Direction: Give back every line exactly as it appears, pictures excluded.

Records for processing:
================================
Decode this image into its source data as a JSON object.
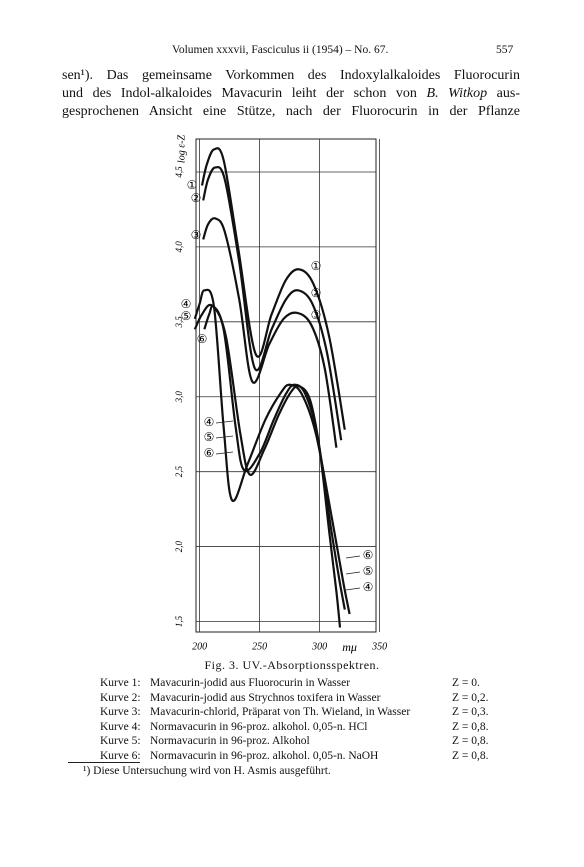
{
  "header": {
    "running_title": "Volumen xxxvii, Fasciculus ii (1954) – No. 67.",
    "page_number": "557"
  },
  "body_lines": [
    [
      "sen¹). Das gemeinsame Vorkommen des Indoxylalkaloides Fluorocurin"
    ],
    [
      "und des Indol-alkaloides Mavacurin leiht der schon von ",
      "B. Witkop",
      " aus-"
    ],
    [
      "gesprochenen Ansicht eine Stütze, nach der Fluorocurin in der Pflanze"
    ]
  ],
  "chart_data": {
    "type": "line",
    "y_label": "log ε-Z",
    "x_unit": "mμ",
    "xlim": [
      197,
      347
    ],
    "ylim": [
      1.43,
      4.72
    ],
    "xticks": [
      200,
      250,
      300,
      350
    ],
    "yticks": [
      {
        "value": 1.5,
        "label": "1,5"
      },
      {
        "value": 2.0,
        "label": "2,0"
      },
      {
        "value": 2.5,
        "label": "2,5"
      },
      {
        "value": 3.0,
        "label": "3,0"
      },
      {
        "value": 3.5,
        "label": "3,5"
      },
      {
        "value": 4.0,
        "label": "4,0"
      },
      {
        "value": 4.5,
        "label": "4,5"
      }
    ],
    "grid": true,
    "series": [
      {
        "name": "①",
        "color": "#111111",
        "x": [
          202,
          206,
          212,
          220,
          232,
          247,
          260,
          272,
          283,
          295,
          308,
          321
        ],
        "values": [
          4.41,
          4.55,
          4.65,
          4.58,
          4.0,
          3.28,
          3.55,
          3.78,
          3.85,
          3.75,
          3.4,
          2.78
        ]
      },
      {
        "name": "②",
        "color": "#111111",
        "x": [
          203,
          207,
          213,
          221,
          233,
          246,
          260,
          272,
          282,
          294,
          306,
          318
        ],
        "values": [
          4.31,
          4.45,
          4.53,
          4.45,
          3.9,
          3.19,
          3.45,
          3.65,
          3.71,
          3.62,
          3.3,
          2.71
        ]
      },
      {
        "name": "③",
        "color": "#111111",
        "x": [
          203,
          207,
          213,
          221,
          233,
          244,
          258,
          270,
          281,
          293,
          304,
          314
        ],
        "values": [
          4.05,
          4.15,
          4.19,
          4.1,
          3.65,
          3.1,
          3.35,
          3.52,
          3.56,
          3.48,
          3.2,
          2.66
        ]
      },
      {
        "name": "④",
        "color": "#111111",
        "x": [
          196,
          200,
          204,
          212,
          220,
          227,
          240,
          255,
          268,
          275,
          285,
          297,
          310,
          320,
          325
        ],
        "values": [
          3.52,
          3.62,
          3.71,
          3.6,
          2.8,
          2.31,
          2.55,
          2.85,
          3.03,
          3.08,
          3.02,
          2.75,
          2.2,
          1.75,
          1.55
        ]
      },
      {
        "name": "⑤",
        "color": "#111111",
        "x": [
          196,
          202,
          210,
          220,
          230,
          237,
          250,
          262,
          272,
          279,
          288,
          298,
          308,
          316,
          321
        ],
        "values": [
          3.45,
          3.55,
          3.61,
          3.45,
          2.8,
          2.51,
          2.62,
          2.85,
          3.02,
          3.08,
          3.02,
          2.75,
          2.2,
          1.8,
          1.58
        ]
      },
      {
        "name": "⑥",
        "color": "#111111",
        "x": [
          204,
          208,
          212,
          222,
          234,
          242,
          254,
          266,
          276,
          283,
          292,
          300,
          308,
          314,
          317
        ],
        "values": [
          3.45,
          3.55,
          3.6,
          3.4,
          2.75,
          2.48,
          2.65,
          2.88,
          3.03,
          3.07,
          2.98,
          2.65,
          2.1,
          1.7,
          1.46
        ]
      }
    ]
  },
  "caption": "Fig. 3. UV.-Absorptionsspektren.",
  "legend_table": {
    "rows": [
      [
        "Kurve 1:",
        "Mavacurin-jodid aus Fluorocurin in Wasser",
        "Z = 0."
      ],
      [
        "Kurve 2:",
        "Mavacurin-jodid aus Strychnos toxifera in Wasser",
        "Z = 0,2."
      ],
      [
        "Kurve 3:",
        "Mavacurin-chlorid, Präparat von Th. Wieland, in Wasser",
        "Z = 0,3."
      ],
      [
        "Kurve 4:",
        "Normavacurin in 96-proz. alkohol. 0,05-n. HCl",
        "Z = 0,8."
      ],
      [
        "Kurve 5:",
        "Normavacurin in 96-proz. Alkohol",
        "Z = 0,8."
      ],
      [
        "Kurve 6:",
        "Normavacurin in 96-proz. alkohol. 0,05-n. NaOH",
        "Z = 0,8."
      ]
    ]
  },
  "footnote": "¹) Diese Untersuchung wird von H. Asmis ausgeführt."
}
================================
Answer below:
Decode this image into its source data as a JSON object.
{
  "header": {
    "running_title": "Volumen xxxvii, Fasciculus ii (1954) – No. 67.",
    "page_number": "557"
  },
  "body_lines": [
    [
      "sen¹). Das gemeinsame Vorkommen des Indoxylalkaloides Fluorocurin"
    ],
    [
      "und des Indol-alkaloides Mavacurin leiht der schon von ",
      "B. Witkop",
      " aus-"
    ],
    [
      "gesprochenen Ansicht eine Stütze, nach der Fluorocurin in der Pflanze"
    ]
  ],
  "chart_data": {
    "type": "line",
    "y_label": "log ε-Z",
    "x_unit": "mμ",
    "xlim": [
      197,
      347
    ],
    "ylim": [
      1.43,
      4.72
    ],
    "xticks": [
      200,
      250,
      300,
      350
    ],
    "yticks": [
      {
        "value": 1.5,
        "label": "1,5"
      },
      {
        "value": 2.0,
        "label": "2,0"
      },
      {
        "value": 2.5,
        "label": "2,5"
      },
      {
        "value": 3.0,
        "label": "3,0"
      },
      {
        "value": 3.5,
        "label": "3,5"
      },
      {
        "value": 4.0,
        "label": "4,0"
      },
      {
        "value": 4.5,
        "label": "4,5"
      }
    ],
    "grid": true,
    "series": [
      {
        "name": "①",
        "color": "#111111",
        "x": [
          202,
          206,
          212,
          220,
          232,
          247,
          260,
          272,
          283,
          295,
          308,
          321
        ],
        "values": [
          4.41,
          4.55,
          4.65,
          4.58,
          4.0,
          3.28,
          3.55,
          3.78,
          3.85,
          3.75,
          3.4,
          2.78
        ]
      },
      {
        "name": "②",
        "color": "#111111",
        "x": [
          203,
          207,
          213,
          221,
          233,
          246,
          260,
          272,
          282,
          294,
          306,
          318
        ],
        "values": [
          4.31,
          4.45,
          4.53,
          4.45,
          3.9,
          3.19,
          3.45,
          3.65,
          3.71,
          3.62,
          3.3,
          2.71
        ]
      },
      {
        "name": "③",
        "color": "#111111",
        "x": [
          203,
          207,
          213,
          221,
          233,
          244,
          258,
          270,
          281,
          293,
          304,
          314
        ],
        "values": [
          4.05,
          4.15,
          4.19,
          4.1,
          3.65,
          3.1,
          3.35,
          3.52,
          3.56,
          3.48,
          3.2,
          2.66
        ]
      },
      {
        "name": "④",
        "color": "#111111",
        "x": [
          196,
          200,
          204,
          212,
          220,
          227,
          240,
          255,
          268,
          275,
          285,
          297,
          310,
          320,
          325
        ],
        "values": [
          3.52,
          3.62,
          3.71,
          3.6,
          2.8,
          2.31,
          2.55,
          2.85,
          3.03,
          3.08,
          3.02,
          2.75,
          2.2,
          1.75,
          1.55
        ]
      },
      {
        "name": "⑤",
        "color": "#111111",
        "x": [
          196,
          202,
          210,
          220,
          230,
          237,
          250,
          262,
          272,
          279,
          288,
          298,
          308,
          316,
          321
        ],
        "values": [
          3.45,
          3.55,
          3.61,
          3.45,
          2.8,
          2.51,
          2.62,
          2.85,
          3.02,
          3.08,
          3.02,
          2.75,
          2.2,
          1.8,
          1.58
        ]
      },
      {
        "name": "⑥",
        "color": "#111111",
        "x": [
          204,
          208,
          212,
          222,
          234,
          242,
          254,
          266,
          276,
          283,
          292,
          300,
          308,
          314,
          317
        ],
        "values": [
          3.45,
          3.55,
          3.6,
          3.4,
          2.75,
          2.48,
          2.65,
          2.88,
          3.03,
          3.07,
          2.98,
          2.65,
          2.1,
          1.7,
          1.46
        ]
      }
    ]
  },
  "caption": "Fig. 3. UV.-Absorptionsspektren.",
  "legend_table": {
    "rows": [
      [
        "Kurve 1:",
        "Mavacurin-jodid aus Fluorocurin in Wasser",
        "Z = 0."
      ],
      [
        "Kurve 2:",
        "Mavacurin-jodid aus Strychnos toxifera in Wasser",
        "Z = 0,2."
      ],
      [
        "Kurve 3:",
        "Mavacurin-chlorid, Präparat von Th. Wieland, in Wasser",
        "Z = 0,3."
      ],
      [
        "Kurve 4:",
        "Normavacurin in 96-proz. alkohol. 0,05-n. HCl",
        "Z = 0,8."
      ],
      [
        "Kurve 5:",
        "Normavacurin in 96-proz. Alkohol",
        "Z = 0,8."
      ],
      [
        "Kurve 6:",
        "Normavacurin in 96-proz. alkohol. 0,05-n. NaOH",
        "Z = 0,8."
      ]
    ]
  },
  "footnote": "¹) Diese Untersuchung wird von H. Asmis ausgeführt."
}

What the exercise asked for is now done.